++++ Input data ++++
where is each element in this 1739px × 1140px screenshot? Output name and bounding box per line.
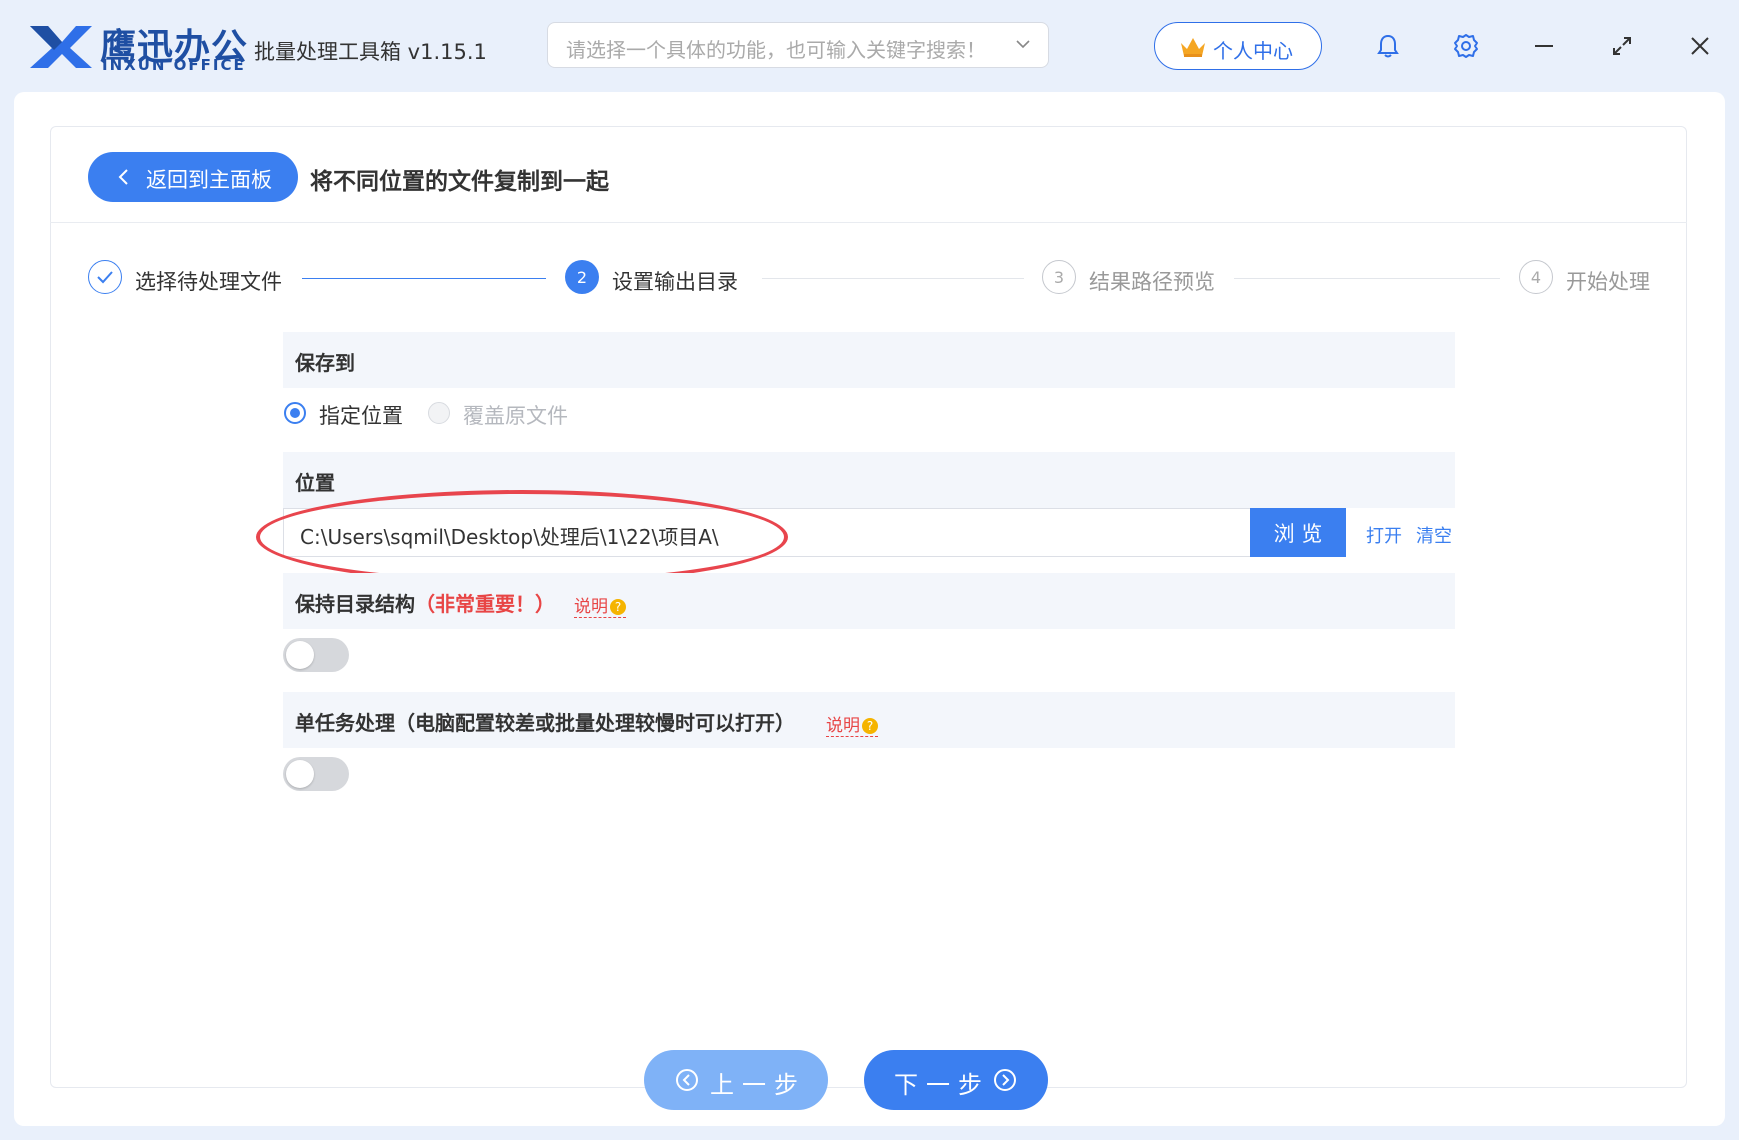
save-to-heading: 保存到 — [295, 351, 355, 375]
keep-structure-toggle[interactable] — [283, 638, 349, 672]
question-icon: ? — [862, 718, 878, 734]
specified-location-label[interactable]: 指定位置 — [319, 400, 403, 430]
step-connector — [1234, 278, 1500, 279]
header-divider — [50, 222, 1687, 223]
brand-name-en: INXUN OFFICE — [102, 56, 246, 74]
step-2-number: 2 — [565, 260, 599, 294]
clear-path-link[interactable]: 清空 — [1416, 522, 1452, 548]
gear-icon[interactable] — [1448, 28, 1484, 64]
save-to-section: 保存到 — [283, 332, 1455, 388]
step-connector — [302, 278, 546, 279]
previous-step-label: 上一步 — [710, 1071, 806, 1099]
crown-icon — [1181, 38, 1205, 57]
single-task-toggle[interactable] — [283, 757, 349, 791]
function-search-box[interactable]: 请选择一个具体的功能，也可输入关键字搜索！ — [547, 22, 1049, 68]
title-bar: 鹰迅办公 INXUN OFFICE 批量处理工具箱 v1.15.1 请选择一个具… — [0, 0, 1739, 92]
keep-structure-heading: 保持目录结构（非常重要！） — [295, 592, 555, 616]
location-heading: 位置 — [295, 471, 335, 495]
chevron-right-circle-icon — [994, 1069, 1016, 1091]
step-1-label: 选择待处理文件 — [135, 270, 282, 294]
bell-icon[interactable] — [1370, 28, 1406, 64]
step-4-label: 开始处理 — [1566, 270, 1650, 294]
maximize-icon[interactable] — [1604, 28, 1640, 64]
radio-overwrite-original[interactable] — [428, 402, 450, 424]
back-button-label: 返回到主面板 — [146, 168, 272, 192]
chevron-left-icon — [118, 169, 128, 185]
back-to-dashboard-button[interactable]: 返回到主面板 — [88, 152, 298, 202]
next-step-label: 下一步 — [894, 1071, 990, 1099]
inxun-logo-icon — [30, 26, 92, 68]
important-note: （非常重要！） — [415, 592, 555, 616]
previous-step-button[interactable]: 上一步 — [644, 1050, 828, 1110]
overwrite-original-label[interactable]: 覆盖原文件 — [463, 400, 568, 430]
keep-structure-help-link[interactable]: 说明? — [574, 592, 626, 618]
single-task-help-link[interactable]: 说明? — [826, 711, 878, 737]
user-center-button[interactable]: 个人中心 — [1154, 22, 1322, 70]
step-1-check-icon — [88, 260, 122, 294]
user-center-label: 个人中心 — [1213, 39, 1293, 63]
chevron-left-circle-icon — [676, 1069, 698, 1091]
chevron-down-icon[interactable] — [1014, 35, 1032, 53]
open-folder-link[interactable]: 打开 — [1366, 522, 1402, 548]
radio-specified-location[interactable] — [284, 402, 306, 424]
close-icon[interactable] — [1682, 28, 1718, 64]
step-3-number: 3 — [1042, 260, 1076, 294]
step-4-number: 4 — [1519, 260, 1553, 294]
step-3-label: 结果路径预览 — [1089, 270, 1215, 294]
app-title: 批量处理工具箱 v1.15.1 — [254, 40, 487, 64]
keep-structure-section: 保持目录结构（非常重要！） — [283, 573, 1455, 629]
question-icon: ? — [610, 599, 626, 615]
next-step-button[interactable]: 下一步 — [864, 1050, 1048, 1110]
step-2-label: 设置输出目录 — [612, 270, 738, 294]
page-title: 将不同位置的文件复制到一起 — [310, 169, 609, 195]
step-connector — [762, 278, 1024, 279]
browse-button[interactable]: 浏 览 — [1250, 508, 1346, 557]
search-placeholder[interactable]: 请选择一个具体的功能，也可输入关键字搜索！ — [566, 34, 986, 63]
single-task-heading: 单任务处理（电脑配置较差或批量处理较慢时可以打开） — [295, 711, 795, 735]
highlight-annotation — [256, 490, 788, 584]
minimize-icon[interactable] — [1526, 28, 1562, 64]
++++
Task statement: Return every line of the data that contains the string "user", treating uppercase and lowercase letters as different.

Written answer:
user-center-button[interactable]: 个人中心 — [1154, 22, 1322, 70]
user-center-label: 个人中心 — [1213, 39, 1293, 63]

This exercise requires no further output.